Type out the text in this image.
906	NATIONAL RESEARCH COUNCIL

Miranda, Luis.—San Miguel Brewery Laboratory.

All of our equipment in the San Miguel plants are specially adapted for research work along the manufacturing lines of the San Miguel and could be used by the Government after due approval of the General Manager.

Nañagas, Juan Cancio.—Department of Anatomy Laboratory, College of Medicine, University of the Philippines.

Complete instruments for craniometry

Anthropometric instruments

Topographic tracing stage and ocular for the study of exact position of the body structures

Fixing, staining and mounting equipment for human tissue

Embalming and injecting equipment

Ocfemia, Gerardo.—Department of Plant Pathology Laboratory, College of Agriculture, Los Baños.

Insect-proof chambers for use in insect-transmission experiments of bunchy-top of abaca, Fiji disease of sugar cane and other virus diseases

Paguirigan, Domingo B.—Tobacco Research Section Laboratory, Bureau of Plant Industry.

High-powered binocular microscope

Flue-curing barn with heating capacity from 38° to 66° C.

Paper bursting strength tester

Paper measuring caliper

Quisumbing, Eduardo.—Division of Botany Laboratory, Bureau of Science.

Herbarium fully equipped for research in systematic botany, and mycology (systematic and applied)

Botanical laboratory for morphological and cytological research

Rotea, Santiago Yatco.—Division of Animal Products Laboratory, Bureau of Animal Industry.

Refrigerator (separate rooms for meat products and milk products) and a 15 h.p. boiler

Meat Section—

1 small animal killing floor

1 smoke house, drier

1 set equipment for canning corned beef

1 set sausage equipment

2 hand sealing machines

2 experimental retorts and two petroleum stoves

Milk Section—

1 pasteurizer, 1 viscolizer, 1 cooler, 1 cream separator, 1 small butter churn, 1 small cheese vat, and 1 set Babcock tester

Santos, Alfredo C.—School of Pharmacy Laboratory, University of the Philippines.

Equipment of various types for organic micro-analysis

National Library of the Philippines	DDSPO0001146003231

-=-=-=-=-

Using the listing above, write every line out again exactly.

Type out the text in this image.
906	NATIONAL RESEARCH COUNCIL

Miranda, Luis.—San Miguel Brewery Laboratory.

All of our equipment in the San Miguel plants are specially adapted for research work along the manufacturing lines of the San Miguel and could be used by the Government after due approval of the General Manager.

Nañagas, Juan Cancio.—Department of Anatomy Laboratory, College of Medicine, University of the Philippines.

Complete instruments for craniometry

Anthropometric instruments

Topographic tracing stage and ocular for the study of exact position of the body structures

Fixing, staining and mounting equipment for human tissue

Embalming and injecting equipment

Ocfemia, Gerardo.—Department of Plant Pathology Laboratory, College of Agriculture, Los Baños.

Insect-proof chambers for use in insect-transmission experiments of bunchy-top of abaca, Fiji disease of sugar cane and other virus diseases

Paguirigan, Domingo B.—Tobacco Research Section Laboratory, Bureau of Plant Industry.

High-powered binocular microscope

Flue-curing barn with heating capacity from 38° to 66° C.

Paper bursting strength tester

Paper measuring caliper

Quisumbing, Eduardo.—Division of Botany Laboratory, Bureau of Science.

Herbarium fully equipped for research in systematic botany, and mycology (systematic and applied)

Botanical laboratory for morphological and cytological research

Rotea, Santiago Yatco.—Division of Animal Products Laboratory, Bureau of Animal Industry.

Refrigerator (separate rooms for meat products and milk products) and a 15 h.p. boiler

Meat Section—

1 small animal killing floor

1 smoke house, drier

1 set equipment for canning corned beef

1 set sausage equipment

2 hand sealing machines

2 experimental retorts and two petroleum stoves

Milk Section—

1 pasteurizer, 1 viscolizer, 1 cooler, 1 cream separator, 1 small butter churn, 1 small cheese vat, and 1 set Babcock tester

Santos, Alfredo C.—School of Pharmacy Laboratory, University of the Philippines.

Equipment of various types for organic micro-analysis

National Library of the Philippines	DDSPO0001146003231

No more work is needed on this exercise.